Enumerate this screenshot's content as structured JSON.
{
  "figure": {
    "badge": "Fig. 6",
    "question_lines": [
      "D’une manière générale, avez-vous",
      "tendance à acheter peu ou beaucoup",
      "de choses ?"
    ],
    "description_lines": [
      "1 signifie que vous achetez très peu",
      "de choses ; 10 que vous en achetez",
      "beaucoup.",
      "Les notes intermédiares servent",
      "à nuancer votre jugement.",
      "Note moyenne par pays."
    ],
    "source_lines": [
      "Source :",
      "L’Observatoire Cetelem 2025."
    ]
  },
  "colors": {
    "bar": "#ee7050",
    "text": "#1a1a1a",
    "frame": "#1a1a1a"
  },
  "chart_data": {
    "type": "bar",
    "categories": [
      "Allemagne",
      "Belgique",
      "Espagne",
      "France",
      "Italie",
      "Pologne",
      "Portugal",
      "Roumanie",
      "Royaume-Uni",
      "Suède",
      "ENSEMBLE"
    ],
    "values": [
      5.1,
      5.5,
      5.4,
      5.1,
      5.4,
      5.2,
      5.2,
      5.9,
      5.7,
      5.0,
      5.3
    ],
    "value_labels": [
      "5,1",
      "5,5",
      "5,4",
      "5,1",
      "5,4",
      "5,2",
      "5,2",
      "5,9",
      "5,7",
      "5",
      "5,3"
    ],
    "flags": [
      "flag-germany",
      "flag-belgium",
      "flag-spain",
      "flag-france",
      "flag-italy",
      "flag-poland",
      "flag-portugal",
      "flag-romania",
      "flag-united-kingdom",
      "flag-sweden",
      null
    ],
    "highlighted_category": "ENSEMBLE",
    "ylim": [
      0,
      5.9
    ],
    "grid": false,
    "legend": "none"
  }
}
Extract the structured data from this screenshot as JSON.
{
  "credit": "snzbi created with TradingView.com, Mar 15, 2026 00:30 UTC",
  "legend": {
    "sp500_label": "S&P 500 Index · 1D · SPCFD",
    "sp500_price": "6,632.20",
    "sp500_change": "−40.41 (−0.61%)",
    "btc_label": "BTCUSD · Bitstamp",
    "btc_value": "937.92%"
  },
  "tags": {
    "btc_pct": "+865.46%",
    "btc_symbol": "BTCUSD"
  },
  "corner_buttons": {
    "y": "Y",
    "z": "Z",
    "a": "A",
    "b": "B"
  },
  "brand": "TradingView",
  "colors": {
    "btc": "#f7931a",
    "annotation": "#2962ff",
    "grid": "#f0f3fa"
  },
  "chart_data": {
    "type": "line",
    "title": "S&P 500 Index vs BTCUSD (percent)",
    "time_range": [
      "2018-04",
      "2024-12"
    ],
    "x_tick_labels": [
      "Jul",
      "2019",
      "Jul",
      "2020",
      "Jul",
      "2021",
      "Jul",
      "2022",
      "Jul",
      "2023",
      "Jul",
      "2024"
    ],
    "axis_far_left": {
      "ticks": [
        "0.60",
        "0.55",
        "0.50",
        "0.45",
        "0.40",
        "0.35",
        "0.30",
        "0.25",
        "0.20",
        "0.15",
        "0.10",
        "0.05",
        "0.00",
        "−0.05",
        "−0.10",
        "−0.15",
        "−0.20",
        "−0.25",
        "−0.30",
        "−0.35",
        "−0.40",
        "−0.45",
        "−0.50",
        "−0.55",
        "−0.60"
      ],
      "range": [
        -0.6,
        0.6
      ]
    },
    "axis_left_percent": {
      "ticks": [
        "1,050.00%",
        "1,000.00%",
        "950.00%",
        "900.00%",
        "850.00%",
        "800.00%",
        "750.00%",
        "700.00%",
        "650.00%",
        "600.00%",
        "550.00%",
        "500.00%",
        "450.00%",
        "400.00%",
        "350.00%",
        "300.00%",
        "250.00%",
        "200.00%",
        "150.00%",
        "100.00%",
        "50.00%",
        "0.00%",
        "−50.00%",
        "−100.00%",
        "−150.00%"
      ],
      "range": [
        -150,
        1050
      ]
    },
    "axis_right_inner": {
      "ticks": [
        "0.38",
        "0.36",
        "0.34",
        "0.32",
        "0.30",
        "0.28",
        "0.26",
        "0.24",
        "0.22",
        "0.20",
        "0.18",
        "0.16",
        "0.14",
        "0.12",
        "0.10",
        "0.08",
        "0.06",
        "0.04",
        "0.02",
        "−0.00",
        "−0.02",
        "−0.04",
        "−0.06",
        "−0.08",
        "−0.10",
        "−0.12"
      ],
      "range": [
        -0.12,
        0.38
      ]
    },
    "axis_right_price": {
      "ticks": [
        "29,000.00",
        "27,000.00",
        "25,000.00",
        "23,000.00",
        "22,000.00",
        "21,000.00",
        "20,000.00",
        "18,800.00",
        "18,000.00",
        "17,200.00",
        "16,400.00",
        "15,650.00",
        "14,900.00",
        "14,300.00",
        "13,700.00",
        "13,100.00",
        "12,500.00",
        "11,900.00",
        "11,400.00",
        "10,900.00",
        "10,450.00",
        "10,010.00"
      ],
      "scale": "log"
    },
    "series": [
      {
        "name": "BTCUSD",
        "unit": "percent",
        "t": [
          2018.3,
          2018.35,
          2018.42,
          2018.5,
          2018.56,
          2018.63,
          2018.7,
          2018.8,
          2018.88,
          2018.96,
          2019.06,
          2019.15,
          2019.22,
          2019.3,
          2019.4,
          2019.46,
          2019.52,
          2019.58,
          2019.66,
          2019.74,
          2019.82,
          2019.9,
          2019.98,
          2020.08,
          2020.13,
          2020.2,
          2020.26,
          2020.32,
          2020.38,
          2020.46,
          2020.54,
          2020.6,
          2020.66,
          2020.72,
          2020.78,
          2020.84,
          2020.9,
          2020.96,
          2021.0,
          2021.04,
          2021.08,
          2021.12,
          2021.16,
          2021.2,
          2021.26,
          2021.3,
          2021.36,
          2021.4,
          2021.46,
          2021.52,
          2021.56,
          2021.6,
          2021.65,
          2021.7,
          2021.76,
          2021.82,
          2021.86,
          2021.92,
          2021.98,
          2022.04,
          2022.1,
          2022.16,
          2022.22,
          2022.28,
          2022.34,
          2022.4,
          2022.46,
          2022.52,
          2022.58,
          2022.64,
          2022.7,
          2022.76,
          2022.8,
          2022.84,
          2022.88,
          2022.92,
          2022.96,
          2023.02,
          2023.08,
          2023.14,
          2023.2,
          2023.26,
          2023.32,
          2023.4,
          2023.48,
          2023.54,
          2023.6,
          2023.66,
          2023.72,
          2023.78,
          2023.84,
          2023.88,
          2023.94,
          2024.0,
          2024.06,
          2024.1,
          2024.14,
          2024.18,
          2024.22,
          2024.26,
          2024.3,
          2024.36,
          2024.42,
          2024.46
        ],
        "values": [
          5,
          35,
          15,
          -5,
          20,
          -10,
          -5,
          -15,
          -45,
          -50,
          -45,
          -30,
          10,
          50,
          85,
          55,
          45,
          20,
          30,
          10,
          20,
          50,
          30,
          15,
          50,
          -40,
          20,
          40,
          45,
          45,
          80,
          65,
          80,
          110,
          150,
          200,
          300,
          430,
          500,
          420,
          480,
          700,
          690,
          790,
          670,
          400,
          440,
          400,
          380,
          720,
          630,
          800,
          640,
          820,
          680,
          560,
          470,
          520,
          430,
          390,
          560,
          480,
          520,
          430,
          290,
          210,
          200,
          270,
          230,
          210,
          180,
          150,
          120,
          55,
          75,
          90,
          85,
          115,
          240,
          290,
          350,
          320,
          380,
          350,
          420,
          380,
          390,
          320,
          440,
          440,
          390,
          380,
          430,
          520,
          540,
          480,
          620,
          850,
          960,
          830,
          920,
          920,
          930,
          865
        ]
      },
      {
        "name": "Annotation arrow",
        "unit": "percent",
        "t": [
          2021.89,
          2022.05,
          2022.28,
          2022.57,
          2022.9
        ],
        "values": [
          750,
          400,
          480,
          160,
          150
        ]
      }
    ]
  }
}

• • • • • • •

§ **Requirement**: Give only a number: how many lines of the data hold the string "vous"?

§ **Solution below**: 3